_MATERIAL SUPPLIED_.
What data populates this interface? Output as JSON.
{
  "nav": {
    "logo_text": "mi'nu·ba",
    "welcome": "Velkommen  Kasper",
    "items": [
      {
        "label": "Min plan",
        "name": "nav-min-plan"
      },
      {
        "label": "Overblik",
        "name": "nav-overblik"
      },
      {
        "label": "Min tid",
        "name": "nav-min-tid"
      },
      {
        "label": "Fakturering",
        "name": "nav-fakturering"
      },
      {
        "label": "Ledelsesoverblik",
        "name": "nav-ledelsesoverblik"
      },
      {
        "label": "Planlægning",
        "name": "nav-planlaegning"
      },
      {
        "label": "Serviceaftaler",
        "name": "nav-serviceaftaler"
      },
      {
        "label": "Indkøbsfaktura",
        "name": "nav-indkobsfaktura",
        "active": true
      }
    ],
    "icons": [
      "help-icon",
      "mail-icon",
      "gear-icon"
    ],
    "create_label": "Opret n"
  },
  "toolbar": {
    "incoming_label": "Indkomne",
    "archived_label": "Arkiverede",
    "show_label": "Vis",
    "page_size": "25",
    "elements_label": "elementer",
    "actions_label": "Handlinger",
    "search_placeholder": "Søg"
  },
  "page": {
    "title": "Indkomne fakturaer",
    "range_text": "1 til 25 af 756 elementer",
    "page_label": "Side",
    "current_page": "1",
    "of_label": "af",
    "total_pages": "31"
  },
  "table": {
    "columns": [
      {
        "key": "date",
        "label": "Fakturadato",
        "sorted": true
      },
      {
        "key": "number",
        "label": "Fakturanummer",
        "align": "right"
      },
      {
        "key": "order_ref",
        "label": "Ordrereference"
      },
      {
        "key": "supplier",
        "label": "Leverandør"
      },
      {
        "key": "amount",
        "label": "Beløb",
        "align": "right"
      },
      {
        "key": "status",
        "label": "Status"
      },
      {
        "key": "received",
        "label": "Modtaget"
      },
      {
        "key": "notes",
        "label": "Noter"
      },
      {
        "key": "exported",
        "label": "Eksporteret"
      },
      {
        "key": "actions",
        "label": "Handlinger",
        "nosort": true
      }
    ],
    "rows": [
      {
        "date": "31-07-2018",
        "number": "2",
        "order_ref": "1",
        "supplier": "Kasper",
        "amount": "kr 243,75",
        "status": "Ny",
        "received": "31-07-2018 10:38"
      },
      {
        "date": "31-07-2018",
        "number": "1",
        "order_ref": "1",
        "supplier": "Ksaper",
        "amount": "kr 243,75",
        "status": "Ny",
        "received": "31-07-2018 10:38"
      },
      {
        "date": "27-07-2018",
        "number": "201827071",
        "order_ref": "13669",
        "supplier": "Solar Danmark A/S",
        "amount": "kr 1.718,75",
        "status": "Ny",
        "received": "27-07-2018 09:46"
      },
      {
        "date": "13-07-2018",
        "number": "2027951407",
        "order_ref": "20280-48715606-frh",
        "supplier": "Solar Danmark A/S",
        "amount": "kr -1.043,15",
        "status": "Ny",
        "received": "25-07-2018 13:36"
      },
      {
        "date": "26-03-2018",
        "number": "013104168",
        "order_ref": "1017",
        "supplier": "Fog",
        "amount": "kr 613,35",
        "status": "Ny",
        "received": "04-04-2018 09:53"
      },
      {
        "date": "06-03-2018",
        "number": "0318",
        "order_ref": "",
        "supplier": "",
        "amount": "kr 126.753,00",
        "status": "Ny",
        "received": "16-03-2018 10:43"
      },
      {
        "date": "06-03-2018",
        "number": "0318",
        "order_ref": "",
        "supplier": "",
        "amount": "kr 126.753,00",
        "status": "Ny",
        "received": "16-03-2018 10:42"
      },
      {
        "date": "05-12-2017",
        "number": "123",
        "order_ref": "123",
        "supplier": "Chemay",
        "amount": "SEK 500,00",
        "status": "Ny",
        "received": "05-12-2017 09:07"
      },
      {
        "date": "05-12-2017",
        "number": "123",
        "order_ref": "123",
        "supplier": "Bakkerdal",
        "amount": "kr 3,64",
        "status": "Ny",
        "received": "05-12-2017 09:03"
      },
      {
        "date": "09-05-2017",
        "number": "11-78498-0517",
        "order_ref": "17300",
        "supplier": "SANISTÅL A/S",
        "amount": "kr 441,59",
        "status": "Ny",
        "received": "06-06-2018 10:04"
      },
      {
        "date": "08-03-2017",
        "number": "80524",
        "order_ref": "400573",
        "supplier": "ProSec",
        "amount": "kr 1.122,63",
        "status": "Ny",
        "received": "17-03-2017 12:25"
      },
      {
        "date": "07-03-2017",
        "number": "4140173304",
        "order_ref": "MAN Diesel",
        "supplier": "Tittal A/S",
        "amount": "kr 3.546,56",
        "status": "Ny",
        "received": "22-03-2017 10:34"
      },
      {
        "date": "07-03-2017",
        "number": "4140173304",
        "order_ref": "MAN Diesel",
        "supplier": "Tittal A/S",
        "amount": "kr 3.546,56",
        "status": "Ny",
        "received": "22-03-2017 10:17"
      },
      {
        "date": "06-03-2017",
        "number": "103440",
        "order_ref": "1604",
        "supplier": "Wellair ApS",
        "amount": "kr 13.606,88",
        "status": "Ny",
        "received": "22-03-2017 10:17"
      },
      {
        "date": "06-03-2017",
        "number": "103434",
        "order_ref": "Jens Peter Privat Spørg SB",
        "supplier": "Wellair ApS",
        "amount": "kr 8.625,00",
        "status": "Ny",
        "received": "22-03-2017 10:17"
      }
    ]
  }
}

_JOB_.
All entries must be repeated verbatim.

_RESPONSE BELOW_.
What data populates this interface? Output as JSON.
{
  "nav": {
    "logo_text": "mi'nu·ba",
    "welcome": "Velkommen  Kasper",
    "items": [
      {
        "label": "Min plan",
        "name": "nav-min-plan"
      },
      {
        "label": "Overblik",
        "name": "nav-overblik"
      },
      {
        "label": "Min tid",
        "name": "nav-min-tid"
      },
      {
        "label": "Fakturering",
        "name": "nav-fakturering"
      },
      {
        "label": "Ledelsesoverblik",
        "name": "nav-ledelsesoverblik"
      },
      {
        "label": "Planlægning",
        "name": "nav-planlaegning"
      },
      {
        "label": "Serviceaftaler",
        "name": "nav-serviceaftaler"
      },
      {
        "label": "Indkøbsfaktura",
        "name": "nav-indkobsfaktura",
        "active": true
      }
    ],
    "icons": [
      "help-icon",
      "mail-icon",
      "gear-icon"
    ],
    "create_label": "Opret n"
  },
  "toolbar": {
    "incoming_label": "Indkomne",
    "archived_label": "Arkiverede",
    "show_label": "Vis",
    "page_size": "25",
    "elements_label": "elementer",
    "actions_label": "Handlinger",
    "search_placeholder": "Søg"
  },
  "page": {
    "title": "Indkomne fakturaer",
    "range_text": "1 til 25 af 756 elementer",
    "page_label": "Side",
    "current_page": "1",
    "of_label": "af",
    "total_pages": "31"
  },
  "table": {
    "columns": [
      {
        "key": "date",
        "label": "Fakturadato",
        "sorted": true
      },
      {
        "key": "number",
        "label": "Fakturanummer",
        "align": "right"
      },
      {
        "key": "order_ref",
        "label": "Ordrereference"
      },
      {
        "key": "supplier",
        "label": "Leverandør"
      },
      {
        "key": "amount",
        "label": "Beløb",
        "align": "right"
      },
      {
        "key": "status",
        "label": "Status"
      },
      {
        "key": "received",
        "label": "Modtaget"
      },
      {
        "key": "notes",
        "label": "Noter"
      },
      {
        "key": "exported",
        "label": "Eksporteret"
      },
      {
        "key": "actions",
        "label": "Handlinger",
        "nosort": true
      }
    ],
    "rows": [
      {
        "date": "31-07-2018",
        "number": "2",
        "order_ref": "1",
        "supplier": "Kasper",
        "amount": "kr 243,75",
        "status": "Ny",
        "received": "31-07-2018 10:38"
      },
      {
        "date": "31-07-2018",
        "number": "1",
        "order_ref": "1",
        "supplier": "Ksaper",
        "amount": "kr 243,75",
        "status": "Ny",
        "received": "31-07-2018 10:38"
      },
      {
        "date": "27-07-2018",
        "number": "201827071",
        "order_ref": "13669",
        "supplier": "Solar Danmark A/S",
        "amount": "kr 1.718,75",
        "status": "Ny",
        "received": "27-07-2018 09:46"
      },
      {
        "date": "13-07-2018",
        "number": "2027951407",
        "order_ref": "20280-48715606-frh",
        "supplier": "Solar Danmark A/S",
        "amount": "kr -1.043,15",
        "status": "Ny",
        "received": "25-07-2018 13:36"
      },
      {
        "date": "26-03-2018",
        "number": "013104168",
        "order_ref": "1017",
        "supplier": "Fog",
        "amount": "kr 613,35",
        "status": "Ny",
        "received": "04-04-2018 09:53"
      },
      {
        "date": "06-03-2018",
        "number": "0318",
        "order_ref": "",
        "supplier": "",
        "amount": "kr 126.753,00",
        "status": "Ny",
        "received": "16-03-2018 10:43"
      },
      {
        "date": "06-03-2018",
        "number": "0318",
        "order_ref": "",
        "supplier": "",
        "amount": "kr 126.753,00",
        "status": "Ny",
        "received": "16-03-2018 10:42"
      },
      {
        "date": "05-12-2017",
        "number": "123",
        "order_ref": "123",
        "supplier": "Chemay",
        "amount": "SEK 500,00",
        "status": "Ny",
        "received": "05-12-2017 09:07"
      },
      {
        "date": "05-12-2017",
        "number": "123",
        "order_ref": "123",
        "supplier": "Bakkerdal",
        "amount": "kr 3,64",
        "status": "Ny",
        "received": "05-12-2017 09:03"
      },
      {
        "date": "09-05-2017",
        "number": "11-78498-0517",
        "order_ref": "17300",
        "supplier": "SANISTÅL A/S",
        "amount": "kr 441,59",
        "status": "Ny",
        "received": "06-06-2018 10:04"
      },
      {
        "date": "08-03-2017",
        "number": "80524",
        "order_ref": "400573",
        "supplier": "ProSec",
        "amount": "kr 1.122,63",
        "status": "Ny",
        "received": "17-03-2017 12:25"
      },
      {
        "date": "07-03-2017",
        "number": "4140173304",
        "order_ref": "MAN Diesel",
        "supplier": "Tittal A/S",
        "amount": "kr 3.546,56",
        "status": "Ny",
        "received": "22-03-2017 10:34"
      },
      {
        "date": "07-03-2017",
        "number": "4140173304",
        "order_ref": "MAN Diesel",
        "supplier": "Tittal A/S",
        "amount": "kr 3.546,56",
        "status": "Ny",
        "received": "22-03-2017 10:17"
      },
      {
        "date": "06-03-2017",
        "number": "103440",
        "order_ref": "1604",
        "supplier": "Wellair ApS",
        "amount": "kr 13.606,88",
        "status": "Ny",
        "received": "22-03-2017 10:17"
      },
      {
        "date": "06-03-2017",
        "number": "103434",
        "order_ref": "Jens Peter Privat Spørg SB",
        "supplier": "Wellair ApS",
        "amount": "kr 8.625,00",
        "status": "Ny",
        "received": "22-03-2017 10:17"
      }
    ]
  }
}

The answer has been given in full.